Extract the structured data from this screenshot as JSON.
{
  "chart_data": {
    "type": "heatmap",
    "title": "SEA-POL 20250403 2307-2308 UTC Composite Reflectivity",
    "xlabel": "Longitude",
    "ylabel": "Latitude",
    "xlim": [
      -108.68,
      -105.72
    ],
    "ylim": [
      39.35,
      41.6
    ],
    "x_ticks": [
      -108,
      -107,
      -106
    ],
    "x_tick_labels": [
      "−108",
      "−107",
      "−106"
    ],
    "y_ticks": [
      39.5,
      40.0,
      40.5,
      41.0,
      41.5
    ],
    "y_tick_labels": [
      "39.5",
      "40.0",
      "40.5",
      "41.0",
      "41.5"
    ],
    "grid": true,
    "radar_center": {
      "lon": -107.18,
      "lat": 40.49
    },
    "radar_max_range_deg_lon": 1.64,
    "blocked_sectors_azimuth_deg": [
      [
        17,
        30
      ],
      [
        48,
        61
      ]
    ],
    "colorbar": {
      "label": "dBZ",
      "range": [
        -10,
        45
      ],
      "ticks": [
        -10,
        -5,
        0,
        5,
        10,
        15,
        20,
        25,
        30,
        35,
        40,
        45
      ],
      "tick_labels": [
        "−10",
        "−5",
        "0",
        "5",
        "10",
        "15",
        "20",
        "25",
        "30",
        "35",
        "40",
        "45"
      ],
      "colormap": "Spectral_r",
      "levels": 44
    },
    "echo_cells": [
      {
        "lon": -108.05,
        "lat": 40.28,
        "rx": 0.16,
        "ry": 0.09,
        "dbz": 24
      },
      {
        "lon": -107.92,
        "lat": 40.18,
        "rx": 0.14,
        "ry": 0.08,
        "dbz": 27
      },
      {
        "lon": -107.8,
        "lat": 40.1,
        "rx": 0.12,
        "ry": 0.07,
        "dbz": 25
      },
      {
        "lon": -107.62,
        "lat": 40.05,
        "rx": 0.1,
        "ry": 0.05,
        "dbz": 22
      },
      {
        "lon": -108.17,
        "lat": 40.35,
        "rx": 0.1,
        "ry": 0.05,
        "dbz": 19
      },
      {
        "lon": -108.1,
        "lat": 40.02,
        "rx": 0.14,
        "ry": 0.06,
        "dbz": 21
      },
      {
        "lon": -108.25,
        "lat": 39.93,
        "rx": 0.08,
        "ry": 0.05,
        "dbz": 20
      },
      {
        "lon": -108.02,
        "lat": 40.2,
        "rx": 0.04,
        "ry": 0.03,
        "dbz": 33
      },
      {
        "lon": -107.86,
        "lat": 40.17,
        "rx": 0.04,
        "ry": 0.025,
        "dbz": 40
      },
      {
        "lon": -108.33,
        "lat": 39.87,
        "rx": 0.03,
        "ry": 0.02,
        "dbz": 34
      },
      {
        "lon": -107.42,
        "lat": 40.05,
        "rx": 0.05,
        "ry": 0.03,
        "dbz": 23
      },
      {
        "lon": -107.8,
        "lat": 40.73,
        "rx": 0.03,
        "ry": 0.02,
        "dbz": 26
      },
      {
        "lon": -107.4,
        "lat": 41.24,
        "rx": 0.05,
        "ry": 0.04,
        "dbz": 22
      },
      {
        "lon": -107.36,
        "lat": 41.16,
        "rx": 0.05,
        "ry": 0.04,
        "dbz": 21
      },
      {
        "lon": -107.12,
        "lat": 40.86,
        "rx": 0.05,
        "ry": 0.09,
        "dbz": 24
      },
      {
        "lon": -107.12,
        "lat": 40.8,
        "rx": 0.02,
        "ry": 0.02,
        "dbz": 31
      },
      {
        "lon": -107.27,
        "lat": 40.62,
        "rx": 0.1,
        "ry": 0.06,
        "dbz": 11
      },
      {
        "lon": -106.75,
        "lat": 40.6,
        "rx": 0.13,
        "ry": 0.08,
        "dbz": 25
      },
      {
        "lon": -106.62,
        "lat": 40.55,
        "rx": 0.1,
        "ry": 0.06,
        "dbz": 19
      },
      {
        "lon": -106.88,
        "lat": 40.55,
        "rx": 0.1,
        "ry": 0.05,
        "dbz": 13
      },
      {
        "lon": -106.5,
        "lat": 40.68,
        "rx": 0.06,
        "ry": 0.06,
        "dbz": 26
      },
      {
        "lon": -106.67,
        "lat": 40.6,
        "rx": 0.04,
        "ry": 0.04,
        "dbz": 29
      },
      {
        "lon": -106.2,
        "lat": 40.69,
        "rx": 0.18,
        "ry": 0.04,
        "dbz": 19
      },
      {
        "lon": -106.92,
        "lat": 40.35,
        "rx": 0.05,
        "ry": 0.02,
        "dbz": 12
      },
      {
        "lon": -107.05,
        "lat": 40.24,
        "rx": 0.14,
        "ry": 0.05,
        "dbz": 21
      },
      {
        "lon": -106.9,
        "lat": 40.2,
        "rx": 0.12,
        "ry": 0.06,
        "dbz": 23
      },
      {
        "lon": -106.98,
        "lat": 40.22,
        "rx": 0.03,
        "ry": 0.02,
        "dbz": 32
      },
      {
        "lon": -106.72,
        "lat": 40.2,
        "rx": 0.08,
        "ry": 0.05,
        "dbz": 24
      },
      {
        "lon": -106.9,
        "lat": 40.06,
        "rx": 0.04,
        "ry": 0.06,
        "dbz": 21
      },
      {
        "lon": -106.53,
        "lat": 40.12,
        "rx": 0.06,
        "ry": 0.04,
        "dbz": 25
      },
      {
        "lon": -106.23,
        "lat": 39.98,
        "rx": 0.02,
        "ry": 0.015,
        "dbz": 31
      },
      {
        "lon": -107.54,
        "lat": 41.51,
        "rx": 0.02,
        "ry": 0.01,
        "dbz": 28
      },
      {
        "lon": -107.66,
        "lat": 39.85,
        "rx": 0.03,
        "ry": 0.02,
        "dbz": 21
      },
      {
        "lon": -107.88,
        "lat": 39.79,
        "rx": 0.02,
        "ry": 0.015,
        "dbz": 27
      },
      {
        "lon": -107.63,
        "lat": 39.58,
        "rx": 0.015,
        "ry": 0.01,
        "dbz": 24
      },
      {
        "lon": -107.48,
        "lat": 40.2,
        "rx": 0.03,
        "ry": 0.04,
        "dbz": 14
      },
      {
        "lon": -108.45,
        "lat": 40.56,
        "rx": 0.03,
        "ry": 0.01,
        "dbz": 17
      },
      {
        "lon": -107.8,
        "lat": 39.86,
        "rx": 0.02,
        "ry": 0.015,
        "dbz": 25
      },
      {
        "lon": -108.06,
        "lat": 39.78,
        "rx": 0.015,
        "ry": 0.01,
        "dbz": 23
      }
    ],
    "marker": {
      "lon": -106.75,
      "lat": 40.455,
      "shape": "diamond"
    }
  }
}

* _WHAT IS NEEDED_:
Transcribe each record exactly. Leave nothing out.

* _RESPONSE TO THIS TASK_:
Extract the structured data from this screenshot as JSON.
{
  "chart_data": {
    "type": "heatmap",
    "title": "SEA-POL 20250403 2307-2308 UTC Composite Reflectivity",
    "xlabel": "Longitude",
    "ylabel": "Latitude",
    "xlim": [
      -108.68,
      -105.72
    ],
    "ylim": [
      39.35,
      41.6
    ],
    "x_ticks": [
      -108,
      -107,
      -106
    ],
    "x_tick_labels": [
      "−108",
      "−107",
      "−106"
    ],
    "y_ticks": [
      39.5,
      40.0,
      40.5,
      41.0,
      41.5
    ],
    "y_tick_labels": [
      "39.5",
      "40.0",
      "40.5",
      "41.0",
      "41.5"
    ],
    "grid": true,
    "radar_center": {
      "lon": -107.18,
      "lat": 40.49
    },
    "radar_max_range_deg_lon": 1.64,
    "blocked_sectors_azimuth_deg": [
      [
        17,
        30
      ],
      [
        48,
        61
      ]
    ],
    "colorbar": {
      "label": "dBZ",
      "range": [
        -10,
        45
      ],
      "ticks": [
        -10,
        -5,
        0,
        5,
        10,
        15,
        20,
        25,
        30,
        35,
        40,
        45
      ],
      "tick_labels": [
        "−10",
        "−5",
        "0",
        "5",
        "10",
        "15",
        "20",
        "25",
        "30",
        "35",
        "40",
        "45"
      ],
      "colormap": "Spectral_r",
      "levels": 44
    },
    "echo_cells": [
      {
        "lon": -108.05,
        "lat": 40.28,
        "rx": 0.16,
        "ry": 0.09,
        "dbz": 24
      },
      {
        "lon": -107.92,
        "lat": 40.18,
        "rx": 0.14,
        "ry": 0.08,
        "dbz": 27
      },
      {
        "lon": -107.8,
        "lat": 40.1,
        "rx": 0.12,
        "ry": 0.07,
        "dbz": 25
      },
      {
        "lon": -107.62,
        "lat": 40.05,
        "rx": 0.1,
        "ry": 0.05,
        "dbz": 22
      },
      {
        "lon": -108.17,
        "lat": 40.35,
        "rx": 0.1,
        "ry": 0.05,
        "dbz": 19
      },
      {
        "lon": -108.1,
        "lat": 40.02,
        "rx": 0.14,
        "ry": 0.06,
        "dbz": 21
      },
      {
        "lon": -108.25,
        "lat": 39.93,
        "rx": 0.08,
        "ry": 0.05,
        "dbz": 20
      },
      {
        "lon": -108.02,
        "lat": 40.2,
        "rx": 0.04,
        "ry": 0.03,
        "dbz": 33
      },
      {
        "lon": -107.86,
        "lat": 40.17,
        "rx": 0.04,
        "ry": 0.025,
        "dbz": 40
      },
      {
        "lon": -108.33,
        "lat": 39.87,
        "rx": 0.03,
        "ry": 0.02,
        "dbz": 34
      },
      {
        "lon": -107.42,
        "lat": 40.05,
        "rx": 0.05,
        "ry": 0.03,
        "dbz": 23
      },
      {
        "lon": -107.8,
        "lat": 40.73,
        "rx": 0.03,
        "ry": 0.02,
        "dbz": 26
      },
      {
        "lon": -107.4,
        "lat": 41.24,
        "rx": 0.05,
        "ry": 0.04,
        "dbz": 22
      },
      {
        "lon": -107.36,
        "lat": 41.16,
        "rx": 0.05,
        "ry": 0.04,
        "dbz": 21
      },
      {
        "lon": -107.12,
        "lat": 40.86,
        "rx": 0.05,
        "ry": 0.09,
        "dbz": 24
      },
      {
        "lon": -107.12,
        "lat": 40.8,
        "rx": 0.02,
        "ry": 0.02,
        "dbz": 31
      },
      {
        "lon": -107.27,
        "lat": 40.62,
        "rx": 0.1,
        "ry": 0.06,
        "dbz": 11
      },
      {
        "lon": -106.75,
        "lat": 40.6,
        "rx": 0.13,
        "ry": 0.08,
        "dbz": 25
      },
      {
        "lon": -106.62,
        "lat": 40.55,
        "rx": 0.1,
        "ry": 0.06,
        "dbz": 19
      },
      {
        "lon": -106.88,
        "lat": 40.55,
        "rx": 0.1,
        "ry": 0.05,
        "dbz": 13
      },
      {
        "lon": -106.5,
        "lat": 40.68,
        "rx": 0.06,
        "ry": 0.06,
        "dbz": 26
      },
      {
        "lon": -106.67,
        "lat": 40.6,
        "rx": 0.04,
        "ry": 0.04,
        "dbz": 29
      },
      {
        "lon": -106.2,
        "lat": 40.69,
        "rx": 0.18,
        "ry": 0.04,
        "dbz": 19
      },
      {
        "lon": -106.92,
        "lat": 40.35,
        "rx": 0.05,
        "ry": 0.02,
        "dbz": 12
      },
      {
        "lon": -107.05,
        "lat": 40.24,
        "rx": 0.14,
        "ry": 0.05,
        "dbz": 21
      },
      {
        "lon": -106.9,
        "lat": 40.2,
        "rx": 0.12,
        "ry": 0.06,
        "dbz": 23
      },
      {
        "lon": -106.98,
        "lat": 40.22,
        "rx": 0.03,
        "ry": 0.02,
        "dbz": 32
      },
      {
        "lon": -106.72,
        "lat": 40.2,
        "rx": 0.08,
        "ry": 0.05,
        "dbz": 24
      },
      {
        "lon": -106.9,
        "lat": 40.06,
        "rx": 0.04,
        "ry": 0.06,
        "dbz": 21
      },
      {
        "lon": -106.53,
        "lat": 40.12,
        "rx": 0.06,
        "ry": 0.04,
        "dbz": 25
      },
      {
        "lon": -106.23,
        "lat": 39.98,
        "rx": 0.02,
        "ry": 0.015,
        "dbz": 31
      },
      {
        "lon": -107.54,
        "lat": 41.51,
        "rx": 0.02,
        "ry": 0.01,
        "dbz": 28
      },
      {
        "lon": -107.66,
        "lat": 39.85,
        "rx": 0.03,
        "ry": 0.02,
        "dbz": 21
      },
      {
        "lon": -107.88,
        "lat": 39.79,
        "rx": 0.02,
        "ry": 0.015,
        "dbz": 27
      },
      {
        "lon": -107.63,
        "lat": 39.58,
        "rx": 0.015,
        "ry": 0.01,
        "dbz": 24
      },
      {
        "lon": -107.48,
        "lat": 40.2,
        "rx": 0.03,
        "ry": 0.04,
        "dbz": 14
      },
      {
        "lon": -108.45,
        "lat": 40.56,
        "rx": 0.03,
        "ry": 0.01,
        "dbz": 17
      },
      {
        "lon": -107.8,
        "lat": 39.86,
        "rx": 0.02,
        "ry": 0.015,
        "dbz": 25
      },
      {
        "lon": -108.06,
        "lat": 39.78,
        "rx": 0.015,
        "ry": 0.01,
        "dbz": 23
      }
    ],
    "marker": {
      "lon": -106.75,
      "lat": 40.455,
      "shape": "diamond"
    }
  }
}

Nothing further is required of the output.